Directions: Please report every line from the material that contains the word "Bridgnorth".

Extracted data entries:
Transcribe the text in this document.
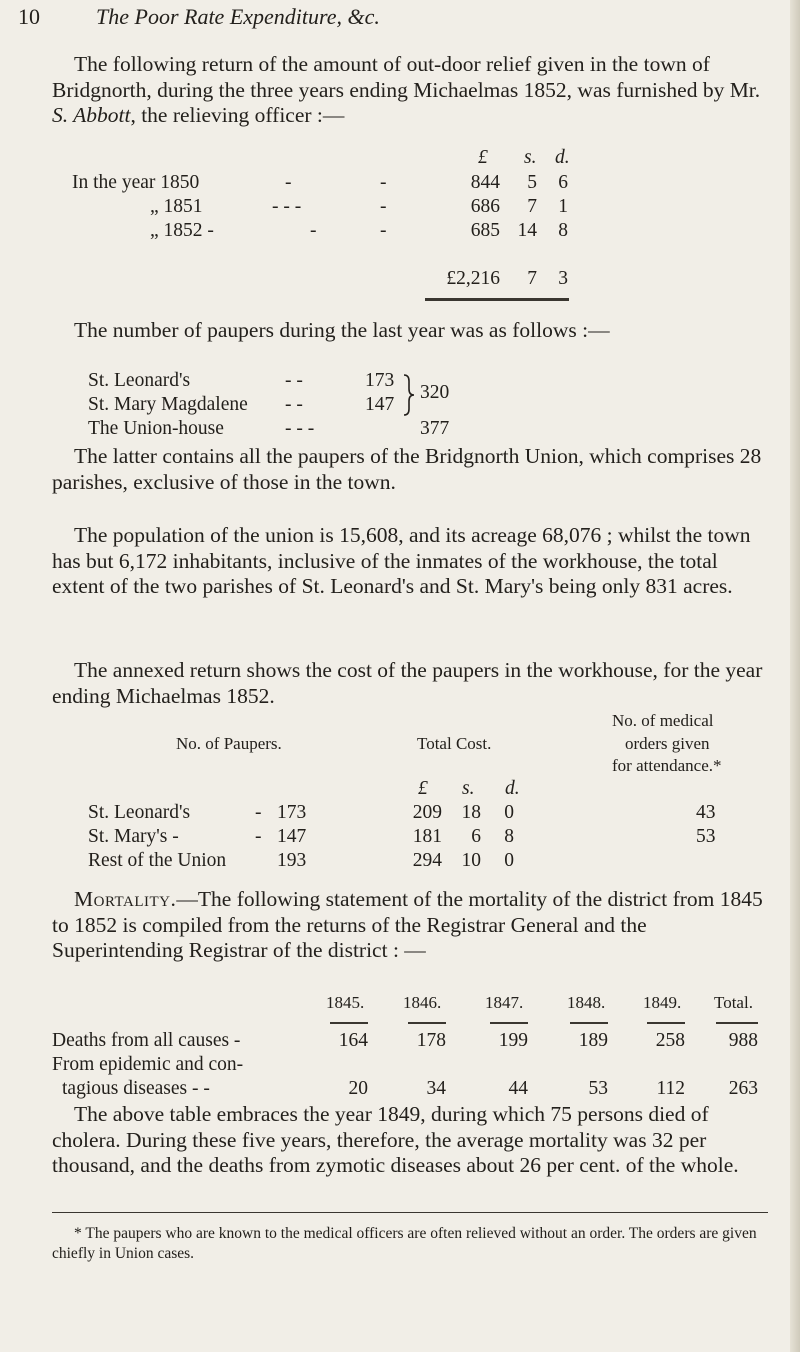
10	The Poor Rate Expenditure, &c.

The following return of the amount of out-door relief given in the town of Bridgnorth, during the three years ending Michaelmas 1852, was furnished by Mr. S. Abbott, the relieving officer :—

£ s. d.
In the year 1850	-	-	844	5	6
„ 1851	- - -	-	686	7	1
„ 1852 -	-	-	685 14	8
£2,216	7	3
The number of paupers during the last year was as follows :—
St. Leonard's	- -	173
St. Mary Magdalene - -	147
320
The Union-house	- - -	377
The latter contains all the paupers of the Bridgnorth Union, which comprises 28 parishes, exclusive of those in the town.
The population of the union is 15,608, and its acreage 68,076 ; whilst the town has but 6,172 inhabitants, inclusive of the inmates of the workhouse, the total extent of the two parishes of St. Leonard's and St. Mary's being only 831 acres.
The annexed return shows the cost of the paupers in the workhouse, for the year ending Michaelmas 1852.
No. of medical
No. of Paupers.	Total Cost.	orders given
for attendance.*
£ s. d.
St. Leonard's	- 173	209	18	0	43
St. Mary's -	- 147	181	6	8	53
Rest of the Union	193	294	10	0

Mortality.—The following statement of the mortality of the district from 1845 to 1852 is compiled from the returns of the Registrar General and the Superintending Registrar of the district : —

1845. 1846.	1847.	1848. 1849. Total.
Deaths from all causes -	164	178	199	189	258	988
From epidemic and con-
tagious diseases - -	20	34	44	53	112	263
The above table embraces the year 1849, during which 75 persons died of cholera. During these five years, therefore, the average mortality was 32 per thousand, and the deaths from zymotic diseases about 26 per cent. of the whole.
* The paupers who are known to the medical officers are often relieved without an order. The orders are given chiefly in Union cases.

The completed task:
The following return of the amount of out-door relief given in the town of Bridgnorth, during the three years ending Michaelmas 1852, was furnished by Mr. S. Abbott, the relieving officer :—
The latter contains all the paupers of the Bridgnorth Union, which comprises 28 parishes, exclusive of those in the town.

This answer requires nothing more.